**Written request**
Starting at the line with "OCR this image." in it, reproduce each line below through the last one, exactly, and include nothing else.

**Record excerpts**
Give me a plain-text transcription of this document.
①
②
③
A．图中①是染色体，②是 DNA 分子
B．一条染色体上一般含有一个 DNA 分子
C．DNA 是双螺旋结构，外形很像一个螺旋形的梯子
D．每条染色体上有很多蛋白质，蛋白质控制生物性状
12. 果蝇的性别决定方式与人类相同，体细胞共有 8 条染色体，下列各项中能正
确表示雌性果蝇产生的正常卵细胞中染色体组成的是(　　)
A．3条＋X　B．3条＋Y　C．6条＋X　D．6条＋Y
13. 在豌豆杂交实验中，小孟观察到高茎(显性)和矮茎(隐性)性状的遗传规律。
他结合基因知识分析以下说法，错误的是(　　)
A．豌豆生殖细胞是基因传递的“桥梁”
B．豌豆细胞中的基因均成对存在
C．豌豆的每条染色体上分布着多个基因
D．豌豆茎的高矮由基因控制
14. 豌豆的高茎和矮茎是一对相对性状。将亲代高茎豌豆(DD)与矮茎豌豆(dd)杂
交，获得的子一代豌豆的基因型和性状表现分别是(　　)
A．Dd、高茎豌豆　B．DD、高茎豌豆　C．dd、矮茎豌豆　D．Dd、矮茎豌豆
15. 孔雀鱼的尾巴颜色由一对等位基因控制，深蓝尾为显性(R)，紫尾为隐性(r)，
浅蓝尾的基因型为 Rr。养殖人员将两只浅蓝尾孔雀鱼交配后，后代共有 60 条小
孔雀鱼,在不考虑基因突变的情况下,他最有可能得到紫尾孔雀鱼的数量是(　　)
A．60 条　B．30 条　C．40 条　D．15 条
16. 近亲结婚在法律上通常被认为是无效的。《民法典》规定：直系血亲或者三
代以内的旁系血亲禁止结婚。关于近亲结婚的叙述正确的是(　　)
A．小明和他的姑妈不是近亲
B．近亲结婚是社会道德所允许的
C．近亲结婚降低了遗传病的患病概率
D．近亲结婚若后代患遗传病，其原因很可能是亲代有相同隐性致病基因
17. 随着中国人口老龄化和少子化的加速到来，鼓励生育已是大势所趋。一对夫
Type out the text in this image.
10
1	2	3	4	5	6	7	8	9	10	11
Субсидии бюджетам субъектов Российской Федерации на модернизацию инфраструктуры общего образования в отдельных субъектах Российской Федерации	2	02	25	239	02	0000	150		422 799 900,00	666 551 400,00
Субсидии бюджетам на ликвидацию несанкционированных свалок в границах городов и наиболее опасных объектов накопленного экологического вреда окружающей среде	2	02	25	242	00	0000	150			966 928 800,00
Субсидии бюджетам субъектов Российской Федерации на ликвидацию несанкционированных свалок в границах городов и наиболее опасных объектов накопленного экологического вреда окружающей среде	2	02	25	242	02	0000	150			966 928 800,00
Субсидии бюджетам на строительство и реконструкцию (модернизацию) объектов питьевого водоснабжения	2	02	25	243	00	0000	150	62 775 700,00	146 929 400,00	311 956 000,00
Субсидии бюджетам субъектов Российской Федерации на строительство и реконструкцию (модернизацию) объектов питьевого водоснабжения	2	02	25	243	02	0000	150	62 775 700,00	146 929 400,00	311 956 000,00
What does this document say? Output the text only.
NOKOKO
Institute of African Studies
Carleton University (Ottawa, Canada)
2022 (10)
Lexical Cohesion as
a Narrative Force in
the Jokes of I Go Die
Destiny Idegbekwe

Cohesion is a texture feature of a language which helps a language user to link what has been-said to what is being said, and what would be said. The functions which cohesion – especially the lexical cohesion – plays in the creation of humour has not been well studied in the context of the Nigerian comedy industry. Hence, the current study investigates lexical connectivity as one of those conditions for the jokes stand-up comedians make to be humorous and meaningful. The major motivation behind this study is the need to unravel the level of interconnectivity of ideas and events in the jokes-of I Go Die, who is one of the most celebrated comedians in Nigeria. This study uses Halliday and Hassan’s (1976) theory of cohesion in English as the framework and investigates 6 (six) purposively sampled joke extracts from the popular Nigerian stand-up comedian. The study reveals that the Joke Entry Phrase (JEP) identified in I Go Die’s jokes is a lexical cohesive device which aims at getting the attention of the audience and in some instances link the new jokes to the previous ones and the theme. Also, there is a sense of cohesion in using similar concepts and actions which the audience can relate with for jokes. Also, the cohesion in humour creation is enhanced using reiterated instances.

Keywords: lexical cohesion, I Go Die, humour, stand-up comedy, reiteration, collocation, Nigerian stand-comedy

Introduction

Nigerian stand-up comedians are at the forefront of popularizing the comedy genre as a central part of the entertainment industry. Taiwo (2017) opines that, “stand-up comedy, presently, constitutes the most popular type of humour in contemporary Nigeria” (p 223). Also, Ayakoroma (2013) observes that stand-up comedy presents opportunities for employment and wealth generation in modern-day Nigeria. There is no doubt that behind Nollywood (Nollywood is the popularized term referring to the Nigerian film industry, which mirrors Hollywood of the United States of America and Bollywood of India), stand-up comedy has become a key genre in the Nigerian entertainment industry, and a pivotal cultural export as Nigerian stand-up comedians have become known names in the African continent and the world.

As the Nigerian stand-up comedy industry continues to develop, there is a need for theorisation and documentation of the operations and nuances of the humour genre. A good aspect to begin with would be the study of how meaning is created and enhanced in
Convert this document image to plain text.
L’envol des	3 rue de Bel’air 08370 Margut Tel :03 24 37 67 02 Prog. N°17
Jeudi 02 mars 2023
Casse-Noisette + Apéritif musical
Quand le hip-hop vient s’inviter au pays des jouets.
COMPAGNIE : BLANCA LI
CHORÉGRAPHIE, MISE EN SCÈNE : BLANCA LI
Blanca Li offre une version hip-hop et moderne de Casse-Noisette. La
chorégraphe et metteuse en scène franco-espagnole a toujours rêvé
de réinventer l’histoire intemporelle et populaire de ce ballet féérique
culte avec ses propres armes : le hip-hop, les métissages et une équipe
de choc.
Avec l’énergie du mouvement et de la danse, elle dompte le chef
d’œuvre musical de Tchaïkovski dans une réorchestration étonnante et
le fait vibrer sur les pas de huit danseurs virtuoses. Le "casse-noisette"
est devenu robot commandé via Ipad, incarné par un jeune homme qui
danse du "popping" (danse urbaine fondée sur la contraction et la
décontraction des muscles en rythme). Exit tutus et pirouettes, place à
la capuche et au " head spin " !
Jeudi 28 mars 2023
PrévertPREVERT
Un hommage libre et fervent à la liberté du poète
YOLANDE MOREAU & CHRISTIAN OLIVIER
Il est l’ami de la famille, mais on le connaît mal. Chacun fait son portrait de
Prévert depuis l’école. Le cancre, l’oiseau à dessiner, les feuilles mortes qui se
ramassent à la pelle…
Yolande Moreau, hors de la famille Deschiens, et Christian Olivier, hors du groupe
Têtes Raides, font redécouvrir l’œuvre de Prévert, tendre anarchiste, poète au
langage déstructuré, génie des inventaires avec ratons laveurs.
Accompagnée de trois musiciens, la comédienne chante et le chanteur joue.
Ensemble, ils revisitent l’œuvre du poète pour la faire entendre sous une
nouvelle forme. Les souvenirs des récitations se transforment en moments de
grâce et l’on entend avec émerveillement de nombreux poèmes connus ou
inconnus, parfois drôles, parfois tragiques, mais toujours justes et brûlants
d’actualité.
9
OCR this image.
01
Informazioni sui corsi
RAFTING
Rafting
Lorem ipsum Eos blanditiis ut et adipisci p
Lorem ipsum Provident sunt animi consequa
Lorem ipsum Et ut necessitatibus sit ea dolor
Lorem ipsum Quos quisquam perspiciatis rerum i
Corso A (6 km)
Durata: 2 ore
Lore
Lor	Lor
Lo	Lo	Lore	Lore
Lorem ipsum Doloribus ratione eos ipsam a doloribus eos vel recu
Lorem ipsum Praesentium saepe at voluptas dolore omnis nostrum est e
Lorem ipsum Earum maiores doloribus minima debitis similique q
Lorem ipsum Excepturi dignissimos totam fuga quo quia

**The response**
OCR this image.
01
Informazioni sui corsi
RAFTING
Rafting
Lorem ipsum Eos blanditiis ut et adipisci p
Lorem ipsum Provident sunt animi consequa
Lorem ipsum Et ut necessitatibus sit ea dolor
Lorem ipsum Quos quisquam perspiciatis rerum i
Corso A (6 km)
Durata: 2 ore
Lore
Lor	Lor
Lo	Lo	Lore	Lore
Lorem ipsum Doloribus ratione eos ipsam a doloribus eos vel recu
Lorem ipsum Praesentium saepe at voluptas dolore omnis nostrum est e
Lorem ipsum Earum maiores doloribus minima debitis similique q
Lorem ipsum Excepturi dignissimos totam fuga quo quia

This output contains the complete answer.